_Given task_
Copy out all the entries exactly.

_Recorded information_
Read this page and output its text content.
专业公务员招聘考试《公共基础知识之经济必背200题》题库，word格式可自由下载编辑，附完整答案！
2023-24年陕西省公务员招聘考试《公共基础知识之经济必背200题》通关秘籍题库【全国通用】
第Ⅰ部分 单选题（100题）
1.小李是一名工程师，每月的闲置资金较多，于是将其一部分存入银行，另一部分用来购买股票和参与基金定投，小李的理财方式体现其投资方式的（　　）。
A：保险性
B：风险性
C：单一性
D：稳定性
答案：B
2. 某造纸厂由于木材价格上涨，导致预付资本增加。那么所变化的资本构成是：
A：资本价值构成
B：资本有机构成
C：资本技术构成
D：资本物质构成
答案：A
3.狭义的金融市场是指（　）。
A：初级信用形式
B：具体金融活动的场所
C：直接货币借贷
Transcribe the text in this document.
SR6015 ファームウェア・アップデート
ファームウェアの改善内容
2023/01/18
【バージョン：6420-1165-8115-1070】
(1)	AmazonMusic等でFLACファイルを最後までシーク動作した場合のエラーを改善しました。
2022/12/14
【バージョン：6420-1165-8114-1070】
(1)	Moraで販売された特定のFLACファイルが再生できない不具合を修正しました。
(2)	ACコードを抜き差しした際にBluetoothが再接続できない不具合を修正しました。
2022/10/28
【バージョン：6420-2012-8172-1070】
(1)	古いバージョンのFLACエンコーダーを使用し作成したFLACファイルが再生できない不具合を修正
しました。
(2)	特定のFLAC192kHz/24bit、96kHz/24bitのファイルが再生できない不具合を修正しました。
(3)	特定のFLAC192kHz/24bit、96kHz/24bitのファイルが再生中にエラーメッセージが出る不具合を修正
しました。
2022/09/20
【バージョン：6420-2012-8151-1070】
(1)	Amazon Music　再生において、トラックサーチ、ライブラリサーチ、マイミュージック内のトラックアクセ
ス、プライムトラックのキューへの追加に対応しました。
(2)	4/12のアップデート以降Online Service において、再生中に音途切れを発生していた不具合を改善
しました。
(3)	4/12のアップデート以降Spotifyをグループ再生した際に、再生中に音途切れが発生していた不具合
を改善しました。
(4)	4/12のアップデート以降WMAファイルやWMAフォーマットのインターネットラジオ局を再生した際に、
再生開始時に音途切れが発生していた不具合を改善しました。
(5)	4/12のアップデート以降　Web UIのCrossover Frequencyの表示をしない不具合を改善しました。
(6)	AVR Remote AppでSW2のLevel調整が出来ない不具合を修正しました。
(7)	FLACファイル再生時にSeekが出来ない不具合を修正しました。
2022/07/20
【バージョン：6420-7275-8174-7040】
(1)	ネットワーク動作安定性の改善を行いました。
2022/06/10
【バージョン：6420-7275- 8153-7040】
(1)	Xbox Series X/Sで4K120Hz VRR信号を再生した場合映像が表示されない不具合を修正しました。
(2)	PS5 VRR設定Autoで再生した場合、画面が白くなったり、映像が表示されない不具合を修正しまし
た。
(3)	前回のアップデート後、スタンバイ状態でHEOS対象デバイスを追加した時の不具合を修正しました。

_The completed task_
Read this page and output its text content.
专业公务员招聘考试《公共基础知识之经济必背200题》题库，word格式可自由下载编辑，附完整答案！
2023-24年陕西省公务员招聘考试《公共基础知识之经济必背200题》通关秘籍题库【全国通用】
第Ⅰ部分 单选题（100题）
1.小李是一名工程师，每月的闲置资金较多，于是将其一部分存入银行，另一部分用来购买股票和参与基金定投，小李的理财方式体现其投资方式的（　　）。
A：保险性
B：风险性
C：单一性
D：稳定性
答案：B
2. 某造纸厂由于木材价格上涨，导致预付资本增加。那么所变化的资本构成是：
A：资本价值构成
B：资本有机构成
C：资本技术构成
D：资本物质构成
答案：A
3.狭义的金融市场是指（　）。
A：初级信用形式
B：具体金融活动的场所
C：直接货币借贷
Transcribe the text in this document.
SR6015 ファームウェア・アップデート
ファームウェアの改善内容
2023/01/18
【バージョン：6420-1165-8115-1070】
(1)	AmazonMusic等でFLACファイルを最後までシーク動作した場合のエラーを改善しました。
2022/12/14
【バージョン：6420-1165-8114-1070】
(1)	Moraで販売された特定のFLACファイルが再生できない不具合を修正しました。
(2)	ACコードを抜き差しした際にBluetoothが再接続できない不具合を修正しました。
2022/10/28
【バージョン：6420-2012-8172-1070】
(1)	古いバージョンのFLACエンコーダーを使用し作成したFLACファイルが再生できない不具合を修正
しました。
(2)	特定のFLAC192kHz/24bit、96kHz/24bitのファイルが再生できない不具合を修正しました。
(3)	特定のFLAC192kHz/24bit、96kHz/24bitのファイルが再生中にエラーメッセージが出る不具合を修正
しました。
2022/09/20
【バージョン：6420-2012-8151-1070】
(1)	Amazon Music　再生において、トラックサーチ、ライブラリサーチ、マイミュージック内のトラックアクセ
ス、プライムトラックのキューへの追加に対応しました。
(2)	4/12のアップデート以降Online Service において、再生中に音途切れを発生していた不具合を改善
しました。
(3)	4/12のアップデート以降Spotifyをグループ再生した際に、再生中に音途切れが発生していた不具合
を改善しました。
(4)	4/12のアップデート以降WMAファイルやWMAフォーマットのインターネットラジオ局を再生した際に、
再生開始時に音途切れが発生していた不具合を改善しました。
(5)	4/12のアップデート以降　Web UIのCrossover Frequencyの表示をしない不具合を改善しました。
(6)	AVR Remote AppでSW2のLevel調整が出来ない不具合を修正しました。
(7)	FLACファイル再生時にSeekが出来ない不具合を修正しました。
2022/07/20
【バージョン：6420-7275-8174-7040】
(1)	ネットワーク動作安定性の改善を行いました。
2022/06/10
【バージョン：6420-7275- 8153-7040】
(1)	Xbox Series X/Sで4K120Hz VRR信号を再生した場合映像が表示されない不具合を修正しました。
(2)	PS5 VRR設定Autoで再生した場合、画面が白くなったり、映像が表示されない不具合を修正しまし
た。
(3)	前回のアップデート後、スタンバイ状態でHEOS対象デバイスを追加した時の不具合を修正しました。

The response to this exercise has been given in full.